Goal>
Can you write out the lines of the records word for word, starting at the line that contains "Give bounding boxes" and stopping after the line that contains "range-cell: 12·1 xyxy=(438,211,455,222)"? Leave the pictures out of your answer.

Data for processing>

____________

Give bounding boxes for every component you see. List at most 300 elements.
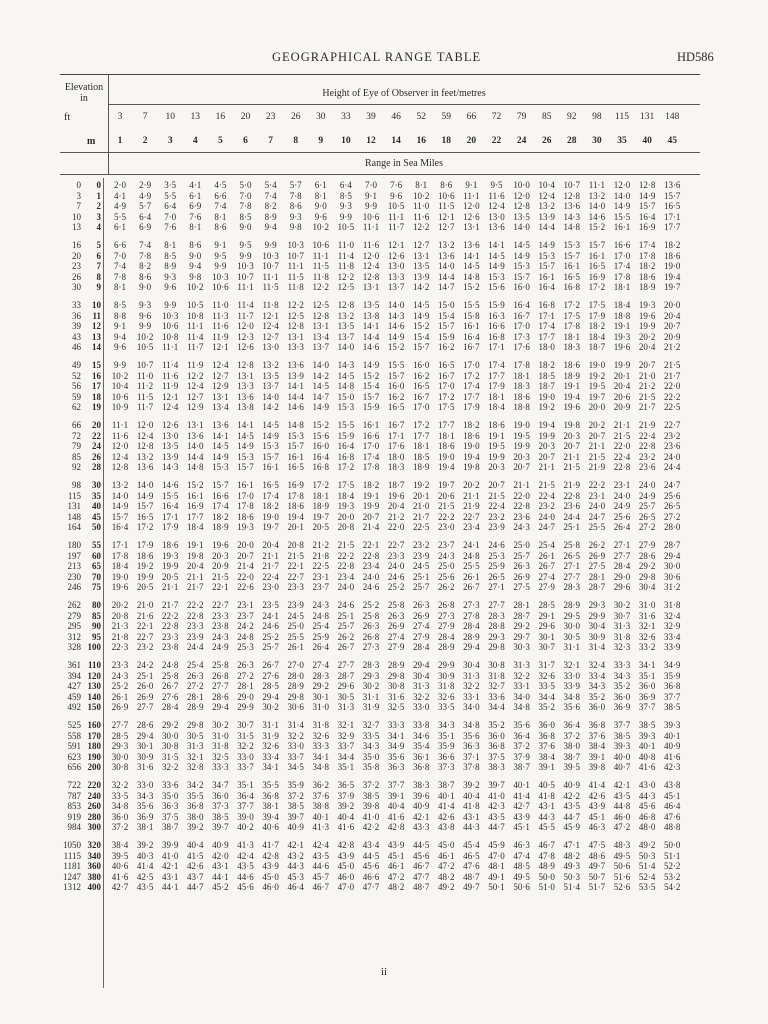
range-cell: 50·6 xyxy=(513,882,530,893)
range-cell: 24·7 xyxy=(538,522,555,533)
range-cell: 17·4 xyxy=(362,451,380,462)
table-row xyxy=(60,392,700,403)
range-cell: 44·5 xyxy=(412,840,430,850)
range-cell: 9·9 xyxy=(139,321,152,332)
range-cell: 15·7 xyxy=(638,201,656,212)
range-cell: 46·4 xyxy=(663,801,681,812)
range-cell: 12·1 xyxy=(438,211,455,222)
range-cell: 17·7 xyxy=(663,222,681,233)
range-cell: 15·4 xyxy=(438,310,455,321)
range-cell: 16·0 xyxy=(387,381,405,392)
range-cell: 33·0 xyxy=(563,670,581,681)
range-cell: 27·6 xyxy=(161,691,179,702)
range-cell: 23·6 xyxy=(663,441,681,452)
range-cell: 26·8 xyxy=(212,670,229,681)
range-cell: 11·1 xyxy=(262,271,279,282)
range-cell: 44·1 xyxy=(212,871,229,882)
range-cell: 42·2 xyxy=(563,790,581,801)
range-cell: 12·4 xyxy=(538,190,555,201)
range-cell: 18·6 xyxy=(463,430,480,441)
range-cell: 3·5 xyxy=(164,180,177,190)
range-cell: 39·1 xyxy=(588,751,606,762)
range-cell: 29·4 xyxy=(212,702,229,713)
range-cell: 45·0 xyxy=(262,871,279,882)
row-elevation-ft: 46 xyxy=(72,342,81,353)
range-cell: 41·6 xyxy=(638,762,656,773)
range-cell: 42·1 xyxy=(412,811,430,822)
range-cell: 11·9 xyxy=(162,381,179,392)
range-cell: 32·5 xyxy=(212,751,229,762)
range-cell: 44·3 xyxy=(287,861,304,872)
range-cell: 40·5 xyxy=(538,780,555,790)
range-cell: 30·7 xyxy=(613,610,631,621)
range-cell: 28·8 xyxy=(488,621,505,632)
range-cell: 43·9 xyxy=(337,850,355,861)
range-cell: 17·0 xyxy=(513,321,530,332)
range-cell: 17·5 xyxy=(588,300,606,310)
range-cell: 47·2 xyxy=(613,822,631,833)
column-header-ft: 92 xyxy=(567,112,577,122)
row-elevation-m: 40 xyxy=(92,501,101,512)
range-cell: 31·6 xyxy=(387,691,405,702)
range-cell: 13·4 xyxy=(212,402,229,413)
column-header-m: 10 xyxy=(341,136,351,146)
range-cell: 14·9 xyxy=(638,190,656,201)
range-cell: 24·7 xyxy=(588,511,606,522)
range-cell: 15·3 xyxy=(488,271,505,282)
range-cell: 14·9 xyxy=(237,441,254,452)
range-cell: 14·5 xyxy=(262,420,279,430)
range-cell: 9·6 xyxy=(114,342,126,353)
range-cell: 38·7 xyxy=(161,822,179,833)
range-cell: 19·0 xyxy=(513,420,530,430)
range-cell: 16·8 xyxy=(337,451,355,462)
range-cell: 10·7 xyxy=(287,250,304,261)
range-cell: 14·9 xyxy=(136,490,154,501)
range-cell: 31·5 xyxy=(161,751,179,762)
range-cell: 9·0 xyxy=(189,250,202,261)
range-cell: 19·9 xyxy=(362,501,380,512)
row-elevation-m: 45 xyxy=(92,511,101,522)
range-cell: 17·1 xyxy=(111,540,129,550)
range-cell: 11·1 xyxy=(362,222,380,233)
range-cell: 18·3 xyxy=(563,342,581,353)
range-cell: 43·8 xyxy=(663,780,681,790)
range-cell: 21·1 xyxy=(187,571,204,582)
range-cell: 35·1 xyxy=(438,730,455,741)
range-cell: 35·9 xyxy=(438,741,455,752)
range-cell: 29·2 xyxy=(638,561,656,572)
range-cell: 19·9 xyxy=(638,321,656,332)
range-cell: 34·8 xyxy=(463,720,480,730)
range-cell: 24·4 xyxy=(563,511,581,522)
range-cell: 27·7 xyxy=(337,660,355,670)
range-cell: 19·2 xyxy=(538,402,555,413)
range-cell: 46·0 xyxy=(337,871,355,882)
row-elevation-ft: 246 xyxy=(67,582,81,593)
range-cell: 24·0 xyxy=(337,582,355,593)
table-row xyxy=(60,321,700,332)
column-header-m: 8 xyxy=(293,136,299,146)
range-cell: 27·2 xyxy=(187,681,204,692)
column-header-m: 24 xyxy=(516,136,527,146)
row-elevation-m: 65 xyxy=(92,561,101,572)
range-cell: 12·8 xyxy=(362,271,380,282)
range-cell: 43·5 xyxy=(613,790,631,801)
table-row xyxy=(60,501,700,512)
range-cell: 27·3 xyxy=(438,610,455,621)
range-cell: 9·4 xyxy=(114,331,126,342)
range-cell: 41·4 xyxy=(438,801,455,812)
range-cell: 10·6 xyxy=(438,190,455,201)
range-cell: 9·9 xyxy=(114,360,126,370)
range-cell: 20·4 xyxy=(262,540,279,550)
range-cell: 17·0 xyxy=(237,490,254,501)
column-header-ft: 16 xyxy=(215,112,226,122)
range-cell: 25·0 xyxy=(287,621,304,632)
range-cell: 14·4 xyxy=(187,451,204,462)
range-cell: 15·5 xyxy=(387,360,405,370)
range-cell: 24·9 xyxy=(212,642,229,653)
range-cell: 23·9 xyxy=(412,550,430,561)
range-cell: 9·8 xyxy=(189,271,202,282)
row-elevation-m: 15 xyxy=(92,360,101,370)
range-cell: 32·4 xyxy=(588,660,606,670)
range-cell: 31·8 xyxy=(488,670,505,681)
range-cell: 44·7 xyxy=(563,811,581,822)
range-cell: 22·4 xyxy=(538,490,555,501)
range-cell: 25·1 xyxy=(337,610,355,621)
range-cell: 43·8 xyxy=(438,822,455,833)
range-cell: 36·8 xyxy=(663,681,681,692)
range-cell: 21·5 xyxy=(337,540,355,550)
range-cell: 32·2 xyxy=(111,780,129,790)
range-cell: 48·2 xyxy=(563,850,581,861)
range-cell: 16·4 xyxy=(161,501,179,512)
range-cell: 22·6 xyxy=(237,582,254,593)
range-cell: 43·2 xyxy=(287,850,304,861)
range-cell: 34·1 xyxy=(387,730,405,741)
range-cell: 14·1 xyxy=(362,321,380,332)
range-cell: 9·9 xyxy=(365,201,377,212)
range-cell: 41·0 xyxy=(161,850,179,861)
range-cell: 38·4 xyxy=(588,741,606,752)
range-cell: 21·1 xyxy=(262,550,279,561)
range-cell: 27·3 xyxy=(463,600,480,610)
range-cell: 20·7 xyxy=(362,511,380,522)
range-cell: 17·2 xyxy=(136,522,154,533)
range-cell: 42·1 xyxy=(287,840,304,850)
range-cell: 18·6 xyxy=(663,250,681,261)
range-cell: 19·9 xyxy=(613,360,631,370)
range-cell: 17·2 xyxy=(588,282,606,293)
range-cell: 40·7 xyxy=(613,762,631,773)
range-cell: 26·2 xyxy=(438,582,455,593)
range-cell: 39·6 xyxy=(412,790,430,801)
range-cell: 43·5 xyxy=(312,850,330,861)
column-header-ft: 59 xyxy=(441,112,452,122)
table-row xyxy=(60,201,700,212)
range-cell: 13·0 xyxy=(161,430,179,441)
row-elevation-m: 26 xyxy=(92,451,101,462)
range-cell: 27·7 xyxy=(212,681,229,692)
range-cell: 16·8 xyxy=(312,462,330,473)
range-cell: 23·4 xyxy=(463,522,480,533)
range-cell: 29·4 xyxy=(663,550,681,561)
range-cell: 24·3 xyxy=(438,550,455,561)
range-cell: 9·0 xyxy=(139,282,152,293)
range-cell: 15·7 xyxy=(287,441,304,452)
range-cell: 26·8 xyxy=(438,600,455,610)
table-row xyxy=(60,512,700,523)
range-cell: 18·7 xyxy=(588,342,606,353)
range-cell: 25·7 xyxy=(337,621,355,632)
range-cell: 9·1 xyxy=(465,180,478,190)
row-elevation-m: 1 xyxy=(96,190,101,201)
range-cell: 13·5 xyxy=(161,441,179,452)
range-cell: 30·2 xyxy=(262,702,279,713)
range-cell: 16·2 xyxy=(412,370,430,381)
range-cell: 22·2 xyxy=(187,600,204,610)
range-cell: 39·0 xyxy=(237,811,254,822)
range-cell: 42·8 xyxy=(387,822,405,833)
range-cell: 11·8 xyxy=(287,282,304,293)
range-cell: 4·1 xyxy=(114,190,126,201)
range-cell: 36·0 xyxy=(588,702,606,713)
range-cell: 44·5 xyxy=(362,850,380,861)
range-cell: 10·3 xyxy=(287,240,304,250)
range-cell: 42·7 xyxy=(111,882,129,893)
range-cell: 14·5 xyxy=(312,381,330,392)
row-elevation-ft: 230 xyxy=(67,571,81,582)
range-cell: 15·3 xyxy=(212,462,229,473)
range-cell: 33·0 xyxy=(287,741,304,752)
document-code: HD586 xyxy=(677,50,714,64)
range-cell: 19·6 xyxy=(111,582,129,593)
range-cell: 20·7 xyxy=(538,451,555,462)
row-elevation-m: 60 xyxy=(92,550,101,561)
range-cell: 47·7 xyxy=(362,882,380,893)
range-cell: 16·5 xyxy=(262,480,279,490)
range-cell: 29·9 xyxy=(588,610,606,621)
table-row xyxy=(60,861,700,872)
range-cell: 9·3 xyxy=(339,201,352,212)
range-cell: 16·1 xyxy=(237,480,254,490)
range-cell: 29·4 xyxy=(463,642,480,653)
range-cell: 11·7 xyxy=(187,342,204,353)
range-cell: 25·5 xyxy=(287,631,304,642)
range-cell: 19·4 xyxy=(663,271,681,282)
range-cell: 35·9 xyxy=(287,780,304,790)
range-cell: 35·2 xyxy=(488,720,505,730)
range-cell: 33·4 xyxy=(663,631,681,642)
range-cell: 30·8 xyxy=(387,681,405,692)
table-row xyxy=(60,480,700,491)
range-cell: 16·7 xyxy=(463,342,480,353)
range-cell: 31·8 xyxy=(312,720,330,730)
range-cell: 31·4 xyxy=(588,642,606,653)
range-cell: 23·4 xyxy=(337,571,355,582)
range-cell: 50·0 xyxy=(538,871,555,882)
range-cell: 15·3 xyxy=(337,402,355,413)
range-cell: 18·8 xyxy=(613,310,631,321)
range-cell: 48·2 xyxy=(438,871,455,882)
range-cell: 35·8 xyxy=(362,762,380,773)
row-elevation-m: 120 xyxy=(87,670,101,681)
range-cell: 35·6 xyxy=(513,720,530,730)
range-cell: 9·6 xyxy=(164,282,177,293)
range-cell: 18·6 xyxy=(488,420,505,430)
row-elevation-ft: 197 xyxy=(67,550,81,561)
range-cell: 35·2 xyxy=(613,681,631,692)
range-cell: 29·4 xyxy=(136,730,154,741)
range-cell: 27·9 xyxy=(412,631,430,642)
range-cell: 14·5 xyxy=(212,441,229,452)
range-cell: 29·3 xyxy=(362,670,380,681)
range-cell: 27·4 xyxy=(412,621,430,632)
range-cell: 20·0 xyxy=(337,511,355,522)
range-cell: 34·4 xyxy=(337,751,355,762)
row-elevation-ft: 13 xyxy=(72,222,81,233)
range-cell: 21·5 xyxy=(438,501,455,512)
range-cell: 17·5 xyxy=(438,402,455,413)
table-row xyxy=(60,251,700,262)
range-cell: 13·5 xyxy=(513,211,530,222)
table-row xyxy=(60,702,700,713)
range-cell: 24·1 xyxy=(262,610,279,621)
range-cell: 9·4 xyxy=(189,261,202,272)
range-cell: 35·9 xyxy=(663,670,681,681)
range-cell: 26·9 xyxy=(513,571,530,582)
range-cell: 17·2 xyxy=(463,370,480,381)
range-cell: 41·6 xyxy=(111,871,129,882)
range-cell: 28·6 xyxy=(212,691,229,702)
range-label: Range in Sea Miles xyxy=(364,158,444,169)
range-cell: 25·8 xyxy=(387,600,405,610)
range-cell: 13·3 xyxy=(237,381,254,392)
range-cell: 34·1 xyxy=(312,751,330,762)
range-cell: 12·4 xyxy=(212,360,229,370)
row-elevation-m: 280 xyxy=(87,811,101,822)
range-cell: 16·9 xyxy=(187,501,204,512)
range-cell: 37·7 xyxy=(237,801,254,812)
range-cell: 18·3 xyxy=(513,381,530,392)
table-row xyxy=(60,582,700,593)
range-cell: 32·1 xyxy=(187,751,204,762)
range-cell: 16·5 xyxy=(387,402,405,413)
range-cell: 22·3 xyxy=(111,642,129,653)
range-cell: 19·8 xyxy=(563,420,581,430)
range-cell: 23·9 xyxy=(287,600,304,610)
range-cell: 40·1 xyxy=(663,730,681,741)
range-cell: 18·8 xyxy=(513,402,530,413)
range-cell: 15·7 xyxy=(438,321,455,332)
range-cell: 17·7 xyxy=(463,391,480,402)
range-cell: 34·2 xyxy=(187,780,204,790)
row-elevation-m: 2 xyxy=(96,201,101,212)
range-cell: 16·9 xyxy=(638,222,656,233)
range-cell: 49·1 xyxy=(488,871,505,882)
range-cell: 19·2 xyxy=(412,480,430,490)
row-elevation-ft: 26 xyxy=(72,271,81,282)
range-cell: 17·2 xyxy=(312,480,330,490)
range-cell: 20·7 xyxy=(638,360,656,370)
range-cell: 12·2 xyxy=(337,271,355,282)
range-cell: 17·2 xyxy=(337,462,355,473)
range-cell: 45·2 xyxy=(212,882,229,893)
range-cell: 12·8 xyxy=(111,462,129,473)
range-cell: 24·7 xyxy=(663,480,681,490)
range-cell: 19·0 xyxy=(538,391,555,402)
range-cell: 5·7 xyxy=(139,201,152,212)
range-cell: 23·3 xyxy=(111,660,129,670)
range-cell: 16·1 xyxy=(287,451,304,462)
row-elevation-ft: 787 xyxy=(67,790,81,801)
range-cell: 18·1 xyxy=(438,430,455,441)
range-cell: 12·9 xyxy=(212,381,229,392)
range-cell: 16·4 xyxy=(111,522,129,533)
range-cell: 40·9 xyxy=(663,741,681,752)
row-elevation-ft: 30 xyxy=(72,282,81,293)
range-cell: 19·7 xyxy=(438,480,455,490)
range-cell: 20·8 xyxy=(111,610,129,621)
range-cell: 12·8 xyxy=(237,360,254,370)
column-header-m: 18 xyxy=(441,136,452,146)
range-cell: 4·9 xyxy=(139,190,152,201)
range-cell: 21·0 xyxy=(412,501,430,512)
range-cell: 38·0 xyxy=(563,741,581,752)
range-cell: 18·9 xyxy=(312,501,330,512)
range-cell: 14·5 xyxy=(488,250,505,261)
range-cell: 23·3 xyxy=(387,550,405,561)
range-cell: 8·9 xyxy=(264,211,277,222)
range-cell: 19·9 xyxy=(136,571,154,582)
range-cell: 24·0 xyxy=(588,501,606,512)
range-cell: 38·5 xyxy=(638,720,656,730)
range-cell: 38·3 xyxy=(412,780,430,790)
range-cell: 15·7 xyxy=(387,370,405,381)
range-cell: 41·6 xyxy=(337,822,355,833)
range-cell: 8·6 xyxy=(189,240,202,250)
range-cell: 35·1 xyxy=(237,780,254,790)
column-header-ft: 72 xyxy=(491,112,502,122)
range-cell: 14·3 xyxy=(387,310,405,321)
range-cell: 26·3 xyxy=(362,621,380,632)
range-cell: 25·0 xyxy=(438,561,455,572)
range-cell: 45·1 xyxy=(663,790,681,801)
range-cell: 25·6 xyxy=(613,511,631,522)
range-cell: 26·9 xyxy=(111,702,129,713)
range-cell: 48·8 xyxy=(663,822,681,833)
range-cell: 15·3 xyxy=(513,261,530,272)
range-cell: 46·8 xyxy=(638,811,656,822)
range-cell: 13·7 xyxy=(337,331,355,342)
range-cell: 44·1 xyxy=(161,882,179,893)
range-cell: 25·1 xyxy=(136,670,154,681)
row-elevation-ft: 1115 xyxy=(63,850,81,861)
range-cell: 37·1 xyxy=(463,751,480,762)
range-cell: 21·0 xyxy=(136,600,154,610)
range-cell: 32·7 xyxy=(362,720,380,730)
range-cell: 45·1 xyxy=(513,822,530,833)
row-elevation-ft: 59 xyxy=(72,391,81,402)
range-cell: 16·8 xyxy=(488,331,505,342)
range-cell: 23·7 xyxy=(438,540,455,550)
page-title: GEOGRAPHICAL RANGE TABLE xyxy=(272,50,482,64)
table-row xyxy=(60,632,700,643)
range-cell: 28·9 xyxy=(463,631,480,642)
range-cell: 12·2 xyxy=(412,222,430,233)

____________

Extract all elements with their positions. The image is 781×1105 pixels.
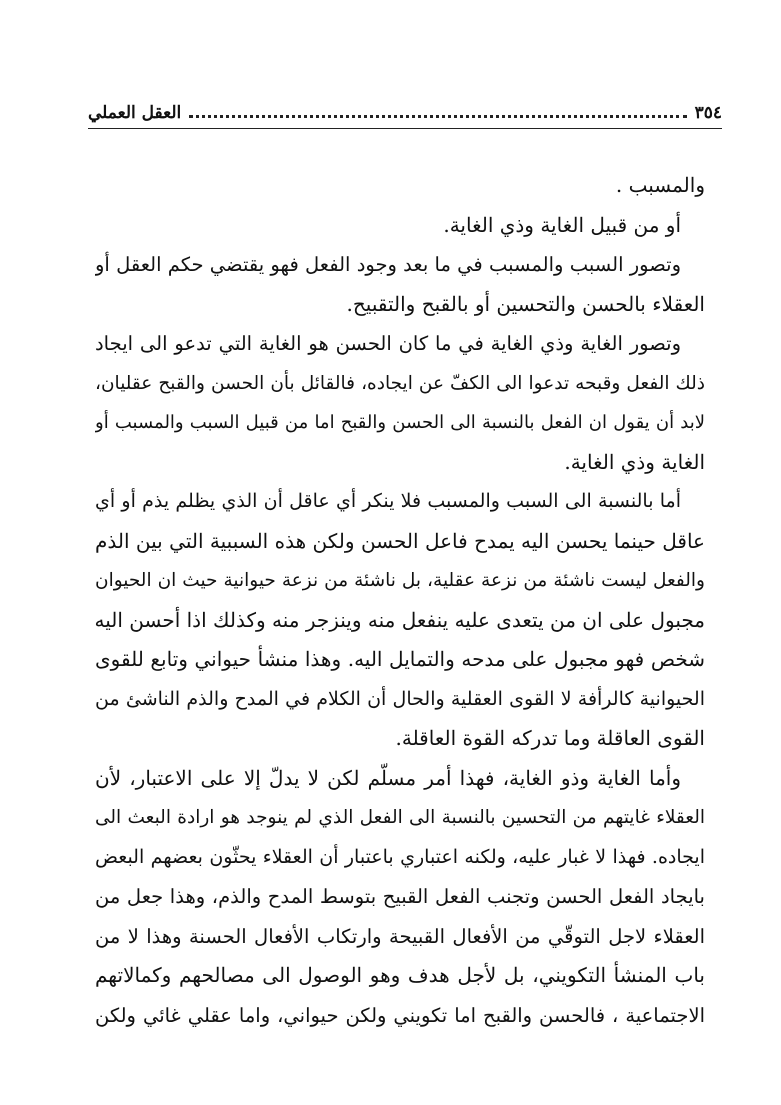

____________

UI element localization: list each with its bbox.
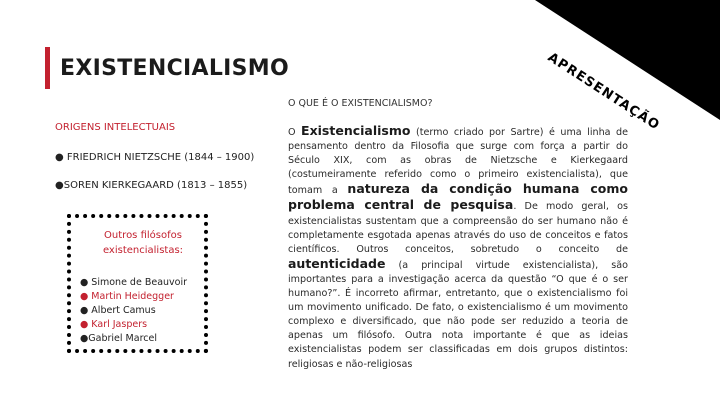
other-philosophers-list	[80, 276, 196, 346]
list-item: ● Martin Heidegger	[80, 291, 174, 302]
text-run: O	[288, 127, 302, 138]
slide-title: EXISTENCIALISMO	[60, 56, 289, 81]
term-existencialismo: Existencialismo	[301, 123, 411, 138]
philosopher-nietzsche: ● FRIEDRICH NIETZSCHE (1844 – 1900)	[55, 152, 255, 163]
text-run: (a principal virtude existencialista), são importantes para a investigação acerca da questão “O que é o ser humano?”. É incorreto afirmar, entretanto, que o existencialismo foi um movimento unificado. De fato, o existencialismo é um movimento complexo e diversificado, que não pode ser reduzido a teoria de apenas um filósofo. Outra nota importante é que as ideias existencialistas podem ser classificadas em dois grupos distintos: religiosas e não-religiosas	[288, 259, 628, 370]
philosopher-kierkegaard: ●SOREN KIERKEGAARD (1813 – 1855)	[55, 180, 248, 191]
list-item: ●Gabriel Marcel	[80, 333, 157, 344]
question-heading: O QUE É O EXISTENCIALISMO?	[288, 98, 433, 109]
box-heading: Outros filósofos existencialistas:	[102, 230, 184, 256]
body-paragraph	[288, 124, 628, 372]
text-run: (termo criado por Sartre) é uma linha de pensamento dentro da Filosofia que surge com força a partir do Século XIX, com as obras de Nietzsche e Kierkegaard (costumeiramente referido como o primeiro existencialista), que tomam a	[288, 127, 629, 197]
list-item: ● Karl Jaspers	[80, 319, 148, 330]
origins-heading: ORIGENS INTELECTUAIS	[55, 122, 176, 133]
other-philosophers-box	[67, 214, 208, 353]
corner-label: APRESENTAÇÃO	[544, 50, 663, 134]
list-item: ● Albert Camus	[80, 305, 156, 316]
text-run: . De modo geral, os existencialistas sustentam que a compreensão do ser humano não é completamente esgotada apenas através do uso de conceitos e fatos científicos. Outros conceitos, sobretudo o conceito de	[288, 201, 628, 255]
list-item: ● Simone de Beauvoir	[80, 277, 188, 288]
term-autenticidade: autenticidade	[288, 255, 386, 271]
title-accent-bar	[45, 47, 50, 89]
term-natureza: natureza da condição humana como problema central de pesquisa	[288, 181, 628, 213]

____________

Complete output>
Give bounding boxes for every component you see. List at most 300 elements.
range-cell: 50·6 xyxy=(513,882,530,893)
range-cell: 24·7 xyxy=(538,522,555,533)
range-cell: 17·4 xyxy=(362,451,380,462)
table-row xyxy=(60,392,700,403)
range-cell: 44·5 xyxy=(412,840,430,850)
range-cell: 9·9 xyxy=(139,321,152,332)
range-cell: 15·7 xyxy=(638,201,656,212)
range-cell: 46·4 xyxy=(663,801,681,812)
range-cell: 12·1 xyxy=(438,211,455,222)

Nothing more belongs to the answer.